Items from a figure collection
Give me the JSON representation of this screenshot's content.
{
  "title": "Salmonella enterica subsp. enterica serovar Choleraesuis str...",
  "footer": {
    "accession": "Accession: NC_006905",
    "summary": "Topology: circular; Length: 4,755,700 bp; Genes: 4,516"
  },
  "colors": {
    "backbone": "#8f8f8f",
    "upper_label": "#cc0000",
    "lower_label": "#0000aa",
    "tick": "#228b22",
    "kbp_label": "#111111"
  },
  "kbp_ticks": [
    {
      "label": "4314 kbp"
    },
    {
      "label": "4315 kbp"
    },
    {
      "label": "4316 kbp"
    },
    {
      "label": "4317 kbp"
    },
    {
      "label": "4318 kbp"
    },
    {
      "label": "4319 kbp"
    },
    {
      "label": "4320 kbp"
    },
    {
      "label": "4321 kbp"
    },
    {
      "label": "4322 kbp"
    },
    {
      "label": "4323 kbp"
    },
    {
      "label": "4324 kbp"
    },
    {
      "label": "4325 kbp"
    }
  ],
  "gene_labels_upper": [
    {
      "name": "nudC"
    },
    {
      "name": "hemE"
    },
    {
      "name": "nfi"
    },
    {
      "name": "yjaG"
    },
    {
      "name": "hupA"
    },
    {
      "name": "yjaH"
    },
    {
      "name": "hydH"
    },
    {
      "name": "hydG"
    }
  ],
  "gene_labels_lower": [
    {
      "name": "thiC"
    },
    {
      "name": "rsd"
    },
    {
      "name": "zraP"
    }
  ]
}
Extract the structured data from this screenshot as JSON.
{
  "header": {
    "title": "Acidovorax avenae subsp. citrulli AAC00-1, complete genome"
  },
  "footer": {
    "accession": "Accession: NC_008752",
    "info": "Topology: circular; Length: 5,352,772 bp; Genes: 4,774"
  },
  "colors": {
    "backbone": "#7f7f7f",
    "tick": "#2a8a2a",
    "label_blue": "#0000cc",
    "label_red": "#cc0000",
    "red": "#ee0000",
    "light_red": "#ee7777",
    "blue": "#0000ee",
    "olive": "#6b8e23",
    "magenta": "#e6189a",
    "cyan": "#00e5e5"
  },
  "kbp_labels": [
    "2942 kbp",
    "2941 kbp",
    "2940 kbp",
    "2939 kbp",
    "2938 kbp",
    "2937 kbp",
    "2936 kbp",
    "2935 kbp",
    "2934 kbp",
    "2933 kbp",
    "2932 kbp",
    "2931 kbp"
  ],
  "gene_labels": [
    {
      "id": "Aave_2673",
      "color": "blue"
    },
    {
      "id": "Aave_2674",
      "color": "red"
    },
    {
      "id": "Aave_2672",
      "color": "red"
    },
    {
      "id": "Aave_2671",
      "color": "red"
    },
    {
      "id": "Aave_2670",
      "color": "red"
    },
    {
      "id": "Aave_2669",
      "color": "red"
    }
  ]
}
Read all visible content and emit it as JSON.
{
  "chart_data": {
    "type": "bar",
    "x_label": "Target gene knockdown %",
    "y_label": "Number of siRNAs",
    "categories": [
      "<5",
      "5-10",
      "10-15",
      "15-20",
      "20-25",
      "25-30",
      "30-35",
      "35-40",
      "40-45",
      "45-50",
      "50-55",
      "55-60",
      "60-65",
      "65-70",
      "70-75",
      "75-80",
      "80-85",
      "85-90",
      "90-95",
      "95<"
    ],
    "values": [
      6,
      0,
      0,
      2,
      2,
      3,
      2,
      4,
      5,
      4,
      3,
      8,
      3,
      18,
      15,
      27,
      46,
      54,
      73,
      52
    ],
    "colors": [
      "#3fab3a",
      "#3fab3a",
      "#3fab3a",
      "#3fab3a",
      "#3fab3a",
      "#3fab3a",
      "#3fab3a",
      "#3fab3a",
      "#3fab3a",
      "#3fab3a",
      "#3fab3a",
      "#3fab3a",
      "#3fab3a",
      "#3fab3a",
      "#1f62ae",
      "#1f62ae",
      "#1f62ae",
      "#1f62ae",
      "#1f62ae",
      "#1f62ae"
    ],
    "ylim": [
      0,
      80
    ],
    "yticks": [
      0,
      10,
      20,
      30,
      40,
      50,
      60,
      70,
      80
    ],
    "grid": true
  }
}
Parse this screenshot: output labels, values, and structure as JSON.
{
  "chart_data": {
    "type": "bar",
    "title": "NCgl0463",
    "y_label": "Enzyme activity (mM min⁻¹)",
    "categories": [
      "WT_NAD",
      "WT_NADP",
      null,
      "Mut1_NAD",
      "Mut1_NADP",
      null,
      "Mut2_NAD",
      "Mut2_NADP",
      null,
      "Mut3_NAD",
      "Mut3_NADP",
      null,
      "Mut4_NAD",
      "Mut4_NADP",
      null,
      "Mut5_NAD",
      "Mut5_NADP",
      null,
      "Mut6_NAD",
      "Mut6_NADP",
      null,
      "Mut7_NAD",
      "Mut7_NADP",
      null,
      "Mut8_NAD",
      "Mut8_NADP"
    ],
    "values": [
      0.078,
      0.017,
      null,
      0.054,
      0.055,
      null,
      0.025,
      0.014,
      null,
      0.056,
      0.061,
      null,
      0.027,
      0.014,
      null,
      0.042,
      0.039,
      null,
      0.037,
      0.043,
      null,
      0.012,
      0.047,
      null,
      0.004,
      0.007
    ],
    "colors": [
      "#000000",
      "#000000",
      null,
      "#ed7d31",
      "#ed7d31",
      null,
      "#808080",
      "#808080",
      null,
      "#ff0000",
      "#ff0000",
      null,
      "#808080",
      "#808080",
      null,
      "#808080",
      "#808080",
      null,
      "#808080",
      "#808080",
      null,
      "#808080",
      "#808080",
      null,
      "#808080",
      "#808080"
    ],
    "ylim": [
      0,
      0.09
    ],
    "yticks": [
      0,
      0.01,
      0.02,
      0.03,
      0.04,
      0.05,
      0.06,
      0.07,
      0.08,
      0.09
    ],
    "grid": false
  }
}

● **How to complete this task**:
The response should be an exact copy of all the records above.

● **Task output**:
Give me the JSON representation of this screenshot's content.
{
  "title": "Salmonella enterica subsp. enterica serovar Choleraesuis str...",
  "footer": {
    "accession": "Accession: NC_006905",
    "summary": "Topology: circular; Length: 4,755,700 bp; Genes: 4,516"
  },
  "colors": {
    "backbone": "#8f8f8f",
    "upper_label": "#cc0000",
    "lower_label": "#0000aa",
    "tick": "#228b22",
    "kbp_label": "#111111"
  },
  "kbp_ticks": [
    {
      "label": "4314 kbp"
    },
    {
      "label": "4315 kbp"
    },
    {
      "label": "4316 kbp"
    },
    {
      "label": "4317 kbp"
    },
    {
      "label": "4318 kbp"
    },
    {
      "label": "4319 kbp"
    },
    {
      "label": "4320 kbp"
    },
    {
      "label": "4321 kbp"
    },
    {
      "label": "4322 kbp"
    },
    {
      "label": "4323 kbp"
    },
    {
      "label": "4324 kbp"
    },
    {
      "label": "4325 kbp"
    }
  ],
  "gene_labels_upper": [
    {
      "name": "nudC"
    },
    {
      "name": "hemE"
    },
    {
      "name": "nfi"
    },
    {
      "name": "yjaG"
    },
    {
      "name": "hupA"
    },
    {
      "name": "yjaH"
    },
    {
      "name": "hydH"
    },
    {
      "name": "hydG"
    }
  ],
  "gene_labels_lower": [
    {
      "name": "thiC"
    },
    {
      "name": "rsd"
    },
    {
      "name": "zraP"
    }
  ]
}
Extract the structured data from this screenshot as JSON.
{
  "header": {
    "title": "Acidovorax avenae subsp. citrulli AAC00-1, complete genome"
  },
  "footer": {
    "accession": "Accession: NC_008752",
    "info": "Topology: circular; Length: 5,352,772 bp; Genes: 4,774"
  },
  "colors": {
    "backbone": "#7f7f7f",
    "tick": "#2a8a2a",
    "label_blue": "#0000cc",
    "label_red": "#cc0000",
    "red": "#ee0000",
    "light_red": "#ee7777",
    "blue": "#0000ee",
    "olive": "#6b8e23",
    "magenta": "#e6189a",
    "cyan": "#00e5e5"
  },
  "kbp_labels": [
    "2942 kbp",
    "2941 kbp",
    "2940 kbp",
    "2939 kbp",
    "2938 kbp",
    "2937 kbp",
    "2936 kbp",
    "2935 kbp",
    "2934 kbp",
    "2933 kbp",
    "2932 kbp",
    "2931 kbp"
  ],
  "gene_labels": [
    {
      "id": "Aave_2673",
      "color": "blue"
    },
    {
      "id": "Aave_2674",
      "color": "red"
    },
    {
      "id": "Aave_2672",
      "color": "red"
    },
    {
      "id": "Aave_2671",
      "color": "red"
    },
    {
      "id": "Aave_2670",
      "color": "red"
    },
    {
      "id": "Aave_2669",
      "color": "red"
    }
  ]
}
Read all visible content and emit it as JSON.
{
  "chart_data": {
    "type": "bar",
    "x_label": "Target gene knockdown %",
    "y_label": "Number of siRNAs",
    "categories": [
      "<5",
      "5-10",
      "10-15",
      "15-20",
      "20-25",
      "25-30",
      "30-35",
      "35-40",
      "40-45",
      "45-50",
      "50-55",
      "55-60",
      "60-65",
      "65-70",
      "70-75",
      "75-80",
      "80-85",
      "85-90",
      "90-95",
      "95<"
    ],
    "values": [
      6,
      0,
      0,
      2,
      2,
      3,
      2,
      4,
      5,
      4,
      3,
      8,
      3,
      18,
      15,
      27,
      46,
      54,
      73,
      52
    ],
    "colors": [
      "#3fab3a",
      "#3fab3a",
      "#3fab3a",
      "#3fab3a",
      "#3fab3a",
      "#3fab3a",
      "#3fab3a",
      "#3fab3a",
      "#3fab3a",
      "#3fab3a",
      "#3fab3a",
      "#3fab3a",
      "#3fab3a",
      "#3fab3a",
      "#1f62ae",
      "#1f62ae",
      "#1f62ae",
      "#1f62ae",
      "#1f62ae",
      "#1f62ae"
    ],
    "ylim": [
      0,
      80
    ],
    "yticks": [
      0,
      10,
      20,
      30,
      40,
      50,
      60,
      70,
      80
    ],
    "grid": true
  }
}
Parse this screenshot: output labels, values, and structure as JSON.
{
  "chart_data": {
    "type": "bar",
    "title": "NCgl0463",
    "y_label": "Enzyme activity (mM min⁻¹)",
    "categories": [
      "WT_NAD",
      "WT_NADP",
      null,
      "Mut1_NAD",
      "Mut1_NADP",
      null,
      "Mut2_NAD",
      "Mut2_NADP",
      null,
      "Mut3_NAD",
      "Mut3_NADP",
      null,
      "Mut4_NAD",
      "Mut4_NADP",
      null,
      "Mut5_NAD",
      "Mut5_NADP",
      null,
      "Mut6_NAD",
      "Mut6_NADP",
      null,
      "Mut7_NAD",
      "Mut7_NADP",
      null,
      "Mut8_NAD",
      "Mut8_NADP"
    ],
    "values": [
      0.078,
      0.017,
      null,
      0.054,
      0.055,
      null,
      0.025,
      0.014,
      null,
      0.056,
      0.061,
      null,
      0.027,
      0.014,
      null,
      0.042,
      0.039,
      null,
      0.037,
      0.043,
      null,
      0.012,
      0.047,
      null,
      0.004,
      0.007
    ],
    "colors": [
      "#000000",
      "#000000",
      null,
      "#ed7d31",
      "#ed7d31",
      null,
      "#808080",
      "#808080",
      null,
      "#ff0000",
      "#ff0000",
      null,
      "#808080",
      "#808080",
      null,
      "#808080",
      "#808080",
      null,
      "#808080",
      "#808080",
      null,
      "#808080",
      "#808080",
      null,
      "#808080",
      "#808080"
    ],
    "ylim": [
      0,
      0.09
    ],
    "yticks": [
      0,
      0.01,
      0.02,
      0.03,
      0.04,
      0.05,
      0.06,
      0.07,
      0.08,
      0.09
    ],
    "grid": false
  }
}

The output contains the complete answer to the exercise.